TEXTAUSZUG:
────────────────
Die erzwungene Frontstellung im angeblichen „Kampf gegen den
Terrorismus“ bewirkt hoffentlich keine länger andauernde Lähmung, wie die
Hungeraufstände in Argentinien oder die Demonstrationen gegen den EU-Gipfel in
Brüssel im Dezember 2001 zeigen. Algerien
seit der Unabhängigkeit „Afrika
in Bewegung bringen, an seiner Organisierung, seiner Umgestaltung nach
revolutionären Prinzipien mitarbeiten. An der Bewegung, die Afrika als
Kontinent befiehlt, teilnehmen, das war definitiv die Aufgabe, die ich gewählt
habe. (Fanon 2001)“ So beginnt Fanon
in seinem Aufsatz „Afrika im Werden“, wo er über eine Reise nach Westafrika
1960 und seine panafrikanische Vision schreibt. Das könnte aber auch als Motto
für sein Leben, besonders aber für seine Verdammten dieser Erde gelten.
Nach dem Sieg über Nazi-Deutschland erlebt er die rasante Entwicklung der
antikolonialen Befreiung. Seit 1949, dem Sieg Maos über den Kuomintang scheint
beinahe ein Wettlauf entstanden zu sein zwischen der Entkolonialisierung und dem
Anschluß an den „kommunistischen“ Block. Der
brutale Krieg auf der koreanischen Halbinsel kann dort den Kommunismus „eindämmen“.
Die USA treten jeweils für antikommunistische Unabhängigkeit ein, während
Frankreich und England immer noch an ihren Kolonien festhalten wollen. 1954
besiegt Ho Tschi Minhs Guerillaarmee die Franzosen bei Dien Bien Phu, Vietnam
wird geteilt und 1954 beginnt mit einer Reihe von Anschlägen der Algerienkrieg.
────────────────
AUFGABEN:
#1 Schreib aus dem Textauszug den Abschnitt ab, der bei den Worten „Die erzwungene Frontstellung“ anfängt und nach den Worten „dieser Erde gelten.“ aufhört.
#2 In welchem Jahr schlägt laut Textauszug die Guerillaarmee von Ho Tschi Minh die Franzosen bei Dien Bien Phu?
Die Einträge spielen dafür keine Rolle.
────────────────
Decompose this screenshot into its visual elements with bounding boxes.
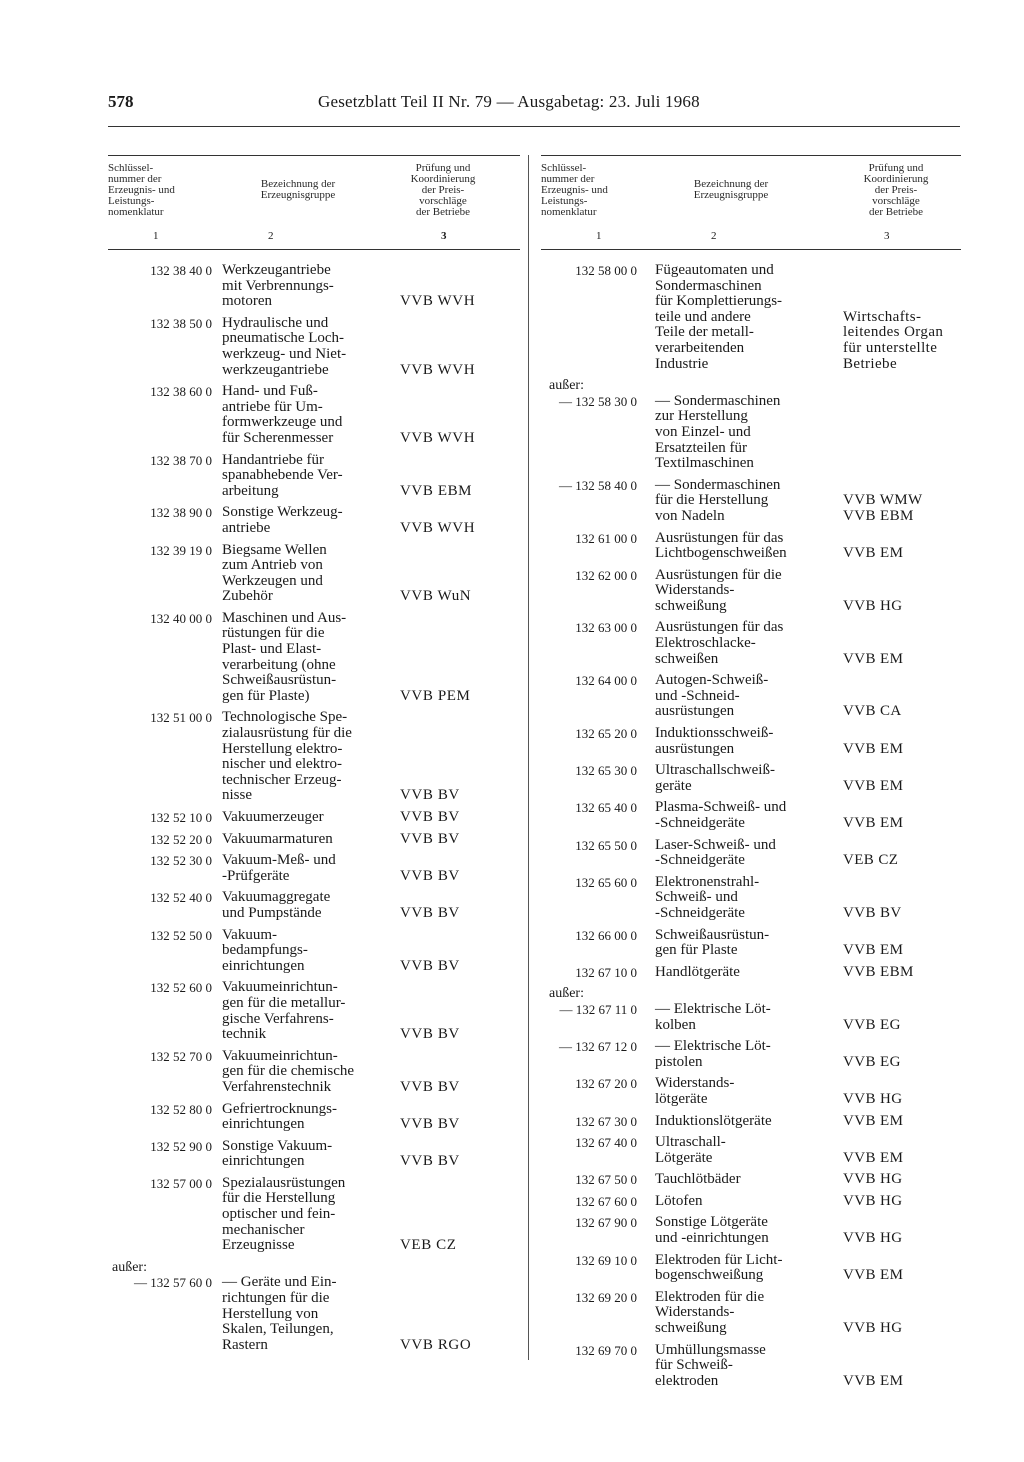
column-numbers (108, 225, 520, 249)
group-name-cell: Ausrüstungen für das Elektroschlacke- schweißen (655, 619, 784, 667)
key-number-cell: 132 65 20 0 (575, 726, 637, 742)
organization-cell: VVB EM (843, 545, 904, 562)
group-name-cell: — Sondermaschinen zur Herstellung von Einzel- und Ersatzteilen für Textilmaschinen (655, 392, 781, 472)
group-name-cell: — Elektrische Löt- pistolen (655, 1038, 771, 1070)
group-name-cell: Spezialausrüstungen für die Herstellung optischer und fein- mechanischer Erzeugnisse (222, 1174, 346, 1254)
organization-cell: VVB HG (843, 1230, 903, 1247)
key-number-cell: 132 67 40 0 (575, 1135, 637, 1151)
table-row (108, 384, 520, 446)
left-rows (108, 263, 520, 1353)
table-row (541, 1172, 961, 1188)
group-name-cell: Sonstige Vakuum- einrichtungen (222, 1137, 333, 1170)
table-row (108, 1049, 520, 1096)
table-row (541, 726, 961, 757)
organization-cell: VVB EM (843, 815, 904, 831)
table-row (541, 1135, 961, 1166)
table-row (541, 928, 961, 959)
group-name-cell: Vakuumaggregate und Pumpstände (222, 889, 331, 921)
table-row (541, 1215, 961, 1246)
column-number-2: 2 (711, 230, 717, 242)
organization-cell: VVB HG (843, 1192, 903, 1209)
group-name-cell: Maschinen und Aus- rüstungen für die Plast- und Elast- verarbeitung (ohne Schweißausrüstun- gen für Plaste) (222, 609, 347, 704)
group-name-cell: Plasma-Schweiß- und -Schneidgeräte (655, 799, 787, 831)
header-rule-bottom (541, 249, 961, 250)
group-name-cell: Sonstige Lötgeräte und -einrichtungen (655, 1214, 769, 1247)
key-number-cell: 132 63 00 0 (575, 620, 637, 636)
column-number-1: 1 (153, 230, 159, 242)
group-name-cell: Elektroden für die Widerstands- schweißung (655, 1288, 765, 1337)
table-header (108, 155, 520, 225)
header-rule-top (108, 155, 520, 156)
key-number-cell: — 132 57 60 0 (134, 1275, 212, 1291)
group-name-cell: Hand- und Fuß- antriebe für Um- formwerkzeuge und für Scherenmesser (222, 383, 343, 446)
key-number-cell: 132 52 50 0 (150, 927, 212, 943)
group-name-cell: Schweißausrüstun- gen für Plaste (655, 926, 770, 959)
key-number-cell: 132 58 00 0 (575, 263, 637, 278)
table-row (541, 478, 961, 525)
group-name-cell: Ausrüstungen für die Widerstands- schweißung (655, 566, 782, 614)
running-title: Gesetzblatt Teil II Nr. 79 — Ausgabetag: 23. Juli 1968 (318, 92, 700, 111)
table-row (541, 838, 961, 869)
column-number-1: 1 (596, 230, 602, 242)
organization-cell: VVB EM (843, 1267, 904, 1284)
key-number-cell: 132 52 60 0 (150, 980, 212, 996)
group-name-cell: Widerstands- lötgeräte (655, 1075, 735, 1107)
table-row (541, 1002, 961, 1033)
key-number-cell: 132 52 30 0 (150, 853, 212, 869)
table-row (541, 965, 961, 981)
table-row (541, 1194, 961, 1210)
organization-cell: VVB RGO (400, 1336, 472, 1353)
table-row (541, 875, 961, 922)
organization-cell: VVB EG (843, 1053, 901, 1070)
organization-cell: VVB EM (843, 650, 904, 667)
except-label: außer: (112, 1259, 147, 1275)
table-row (541, 673, 961, 720)
group-name-cell: Ultraschall- Lötgeräte (655, 1134, 726, 1166)
key-number-cell: 132 67 60 0 (575, 1193, 637, 1209)
group-name-cell: Vakuumerzeuger (222, 809, 324, 825)
group-name-cell: Umhüllungsmasse für Schweiß- elektroden (655, 1341, 766, 1389)
key-number-cell: 132 38 50 0 (150, 315, 212, 331)
organization-cell: VVB HG (843, 1171, 903, 1188)
page-number: 578 (108, 92, 134, 111)
key-number-cell: 132 51 00 0 (150, 710, 212, 726)
header-rule (108, 126, 960, 127)
table-row (541, 1343, 961, 1390)
group-name-cell: Vakuumarmaturen (222, 830, 333, 847)
table-row (541, 1290, 961, 1337)
group-name-cell: Vakuum-Meß- und -Prüfgeräte (222, 852, 336, 884)
group-name-cell: — Elektrische Löt- kolben (655, 1000, 771, 1033)
key-number-cell: 132 52 20 0 (150, 831, 212, 847)
organization-cell: VVB BV (400, 1026, 460, 1043)
group-name-cell: Fügeautomaten und Sondermaschinen für Komplettierungs- teile und andere Teile der metall- verarbeitenden Industrie (655, 262, 783, 372)
key-number-cell: 132 66 00 0 (575, 927, 637, 943)
group-name-cell: Laser-Schweiß- und -Schneidgeräte (655, 836, 776, 869)
key-number-cell: 132 65 50 0 (575, 837, 637, 853)
table-row (541, 568, 961, 615)
key-number-cell: 132 40 00 0 (150, 610, 212, 626)
table-row (108, 316, 520, 378)
key-number-cell: — 132 67 12 0 (559, 1039, 637, 1055)
key-number-cell: 132 61 00 0 (575, 530, 637, 546)
key-number-cell: 132 52 90 0 (150, 1138, 212, 1154)
key-number-cell: 132 65 40 0 (575, 800, 637, 816)
organization-cell: VEB CZ (400, 1237, 457, 1254)
group-name-cell: Gefriertrocknungs- einrichtungen (222, 1100, 337, 1133)
key-number-cell: 132 69 70 0 (575, 1342, 637, 1358)
organization-cell: VVB EBM (400, 482, 473, 499)
column-number-2: 2 (268, 230, 274, 242)
key-number-cell: 132 39 19 0 (150, 542, 212, 558)
organization-cell: VVB HG (843, 597, 903, 614)
key-number-cell: 132 38 90 0 (150, 505, 212, 521)
key-number-cell: 132 67 30 0 (575, 1113, 637, 1129)
organization-cell: VVB WVH (400, 293, 476, 310)
table-row (541, 1076, 961, 1107)
organization-cell: VVB PEM (400, 687, 471, 704)
table-row (108, 1176, 520, 1254)
table-row (108, 853, 520, 884)
organization-cell: VVB BV (400, 957, 460, 974)
organization-cell: VVB BV (843, 904, 902, 921)
table-row (108, 1102, 520, 1133)
key-number-cell: — 132 58 30 0 (559, 393, 637, 409)
organization-cell: VVB WuN (400, 588, 472, 605)
key-number-cell: 132 52 40 0 (150, 890, 212, 906)
right-rows (541, 263, 961, 1389)
organization-cell: VEB CZ (843, 852, 899, 869)
group-name-cell: Lötofen (655, 1192, 703, 1209)
table-header (541, 155, 961, 225)
key-number-cell: 132 52 80 0 (150, 1101, 212, 1117)
header-key-number: Schlüssel- nummer der Erzeugnis- und Leistungs- nomenklatur (541, 162, 608, 218)
table-row (108, 611, 520, 705)
table-row (541, 1039, 961, 1070)
group-name-cell: Elektroden für Licht- bogenschweißung (655, 1251, 783, 1284)
key-number-cell: 132 52 10 0 (150, 810, 212, 825)
group-name-cell: Vakuumeinrichtun- gen für die metallur- gische Verfahrens- technik (222, 979, 346, 1043)
group-name-cell: Handantriebe für spanabhebende Ver- arbeitung (222, 451, 343, 499)
group-name-cell: Induktionslötgeräte (655, 1112, 772, 1129)
organization-cell: Wirtschafts- leitendes Organ für unterstellte Betriebe (843, 308, 944, 372)
table-row (108, 980, 520, 1042)
group-name-cell: Technologische Spe- zialausrüstung für die Herstellung elektro- nischer und elektro- technischer Erzeug- nisse (222, 709, 352, 804)
organization-cell: VVB BV (400, 867, 460, 884)
column-divider (528, 155, 529, 1360)
table-row (108, 543, 520, 605)
key-number-cell: 132 67 10 0 (575, 964, 637, 980)
table-row (108, 710, 520, 804)
table-row (541, 620, 961, 667)
group-name-cell: Werkzeugantriebe mit Verbrennungs- motoren (222, 262, 334, 310)
organization-cell: VVB HG (843, 1090, 903, 1107)
group-name-cell: Hydraulische und pneumatische Loch- werkzeug- und Niet- werkzeugantriebe (222, 314, 347, 378)
group-name-cell: Elektronenstrahl- Schweiß- und -Schneidgeräte (655, 873, 760, 921)
key-number-cell: 132 38 60 0 (150, 384, 212, 400)
organization-cell: VVB EM (843, 1149, 904, 1166)
key-number-cell: 132 67 20 0 (575, 1076, 637, 1092)
organization-cell: VVB BV (400, 787, 460, 804)
header-group-name: Bezeichnung der Erzeugnisgruppe (693, 178, 769, 201)
group-name-cell: Tauchlötbäder (655, 1171, 741, 1188)
organization-cell: VVB EM (843, 740, 904, 757)
key-number-cell: 132 65 60 0 (575, 874, 637, 890)
organization-cell: VVB BV (400, 1078, 460, 1095)
table-row (541, 531, 961, 562)
header-rule-top (541, 155, 961, 156)
table-row (108, 1275, 520, 1353)
key-number-cell: 132 64 00 0 (575, 673, 637, 689)
key-number-cell: 132 69 10 0 (575, 1252, 637, 1268)
except-label: außer: (549, 986, 584, 1002)
group-name-cell: Induktionsschweiß- ausrüstungen (655, 725, 774, 757)
table-row (108, 890, 520, 921)
key-number-cell: 132 67 90 0 (575, 1215, 637, 1231)
column-number-3: 3 (884, 230, 890, 242)
table-row (541, 263, 961, 372)
table-row (108, 263, 520, 310)
left-table (108, 155, 520, 1359)
group-name-cell: — Sondermaschinen für die Herstellung von Nadeln (655, 476, 781, 524)
key-number-cell: 132 69 20 0 (575, 1289, 637, 1305)
group-name-cell: Vakuum- bedampfungs- einrichtungen (222, 926, 308, 974)
group-name-cell: Biegsame Wellen zum Antrieb von Werkzeugen und Zubehör (222, 541, 327, 605)
organization-cell: VVB EM (843, 1112, 904, 1129)
header-price-review: Prüfung und Koordinierung der Preis- vorschläge der Betriebe (410, 162, 476, 218)
except-label: außer: (549, 378, 584, 394)
table-row (541, 394, 961, 472)
organization-cell: VVB HG (843, 1320, 903, 1337)
column-numbers (541, 225, 961, 249)
table-row (108, 1139, 520, 1170)
table-row (541, 800, 961, 831)
group-name-cell: Sonstige Werkzeug- antriebe (222, 504, 343, 536)
organization-cell: VVB EBM (843, 963, 914, 980)
organization-cell: VVB EM (843, 777, 904, 794)
organization-cell: VVB BV (400, 809, 460, 825)
header-group-name: Bezeichnung der Erzeugnisgruppe (260, 178, 336, 201)
table-row (541, 1253, 961, 1284)
group-name-cell: Handlötgeräte (655, 963, 740, 980)
group-name-cell: Autogen-Schweiß- und -Schneid- ausrüstungen (655, 672, 769, 720)
group-name-cell: — Geräte und Ein- richtungen für die Herstellung von Skalen, Teilungen, Rastern (222, 1274, 337, 1353)
key-number-cell: 132 38 70 0 (150, 452, 212, 468)
key-number-cell: 132 65 30 0 (575, 763, 637, 779)
table-row (541, 763, 961, 794)
group-name-cell: Ausrüstungen für das Lichtbogenschweißen (655, 529, 787, 562)
right-table (541, 155, 961, 1395)
table-row (108, 453, 520, 500)
organization-cell: VVB BV (400, 1116, 460, 1133)
organization-cell: VVB EM (843, 942, 904, 959)
organization-cell: VVB WVH (400, 361, 476, 378)
header-price-review: Prüfung und Koordinierung der Preis- vorschläge der Betriebe (863, 162, 929, 218)
organization-cell: VVB EG (843, 1016, 901, 1033)
table-row (108, 505, 520, 536)
header-key-number: Schlüssel- nummer der Erzeugnis- und Leistungs- nomenklatur (108, 162, 175, 218)
header-rule-bottom (108, 249, 520, 250)
key-number-cell: 132 52 70 0 (150, 1048, 212, 1064)
key-number-cell: 132 67 50 0 (575, 1172, 637, 1188)
key-number-cell: 132 38 40 0 (150, 263, 212, 278)
table-row (108, 810, 520, 826)
organization-cell: VVB WVH (400, 519, 476, 536)
organization-cell: VVB EM (843, 1372, 904, 1389)
key-number-cell: 132 57 00 0 (150, 1175, 212, 1191)
organization-cell: VVB CA (843, 703, 902, 720)
key-number-cell: — 132 67 11 0 (559, 1001, 637, 1017)
table-row (108, 832, 520, 848)
column-number-3: 3 (441, 230, 447, 242)
group-name-cell: Ultraschallschweiß- geräte (655, 762, 775, 794)
organization-cell: VVB BV (400, 904, 460, 921)
organization-cell: VVB BV (400, 830, 460, 847)
table-row (541, 1114, 961, 1130)
table-row (108, 928, 520, 975)
organization-cell: VVB WMW VVB EBM (843, 492, 923, 524)
key-number-cell: — 132 58 40 0 (559, 477, 637, 493)
organization-cell: VVB WVH (400, 429, 476, 446)
organization-cell: VVB BV (400, 1153, 460, 1170)
group-name-cell: Vakuumeinrichtun- gen für die chemische Verfahrenstechnik (222, 1047, 355, 1095)
key-number-cell: 132 62 00 0 (575, 567, 637, 583)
────────────────
LÖSUNGEN:
#1
Die erzwungene Frontstellung im angeblichen „Kampf gegen den
Terrorismus“ bewirkt hoffentlich keine länger andauernde Lähmung, wie die
Hungeraufstände in Argentinien oder die Demonstrationen gegen den EU-Gipfel in
Brüssel im Dezember 2001 zeigen. Algerien
seit der Unabhängigkeit „Afrika
in Bewegung bringen, an seiner Organisierung, seiner Umgestaltung nach
revolutionären Prinzipien mitarbeiten. An der Bewegung, die Afrika als
Kontinent befiehlt, teilnehmen, das war definitiv die Aufgabe, die ich gewählt
habe. (Fanon 2001)“ So beginnt Fanon
in seinem Aufsatz „Afrika im Werden“, wo er über eine Reise nach Westafrika
1960 und seine panafrikanische Vision schreibt. Das könnte aber auch als Motto
für sein Leben, besonders aber für seine Verdammten dieser Erde gelten.

#2 1954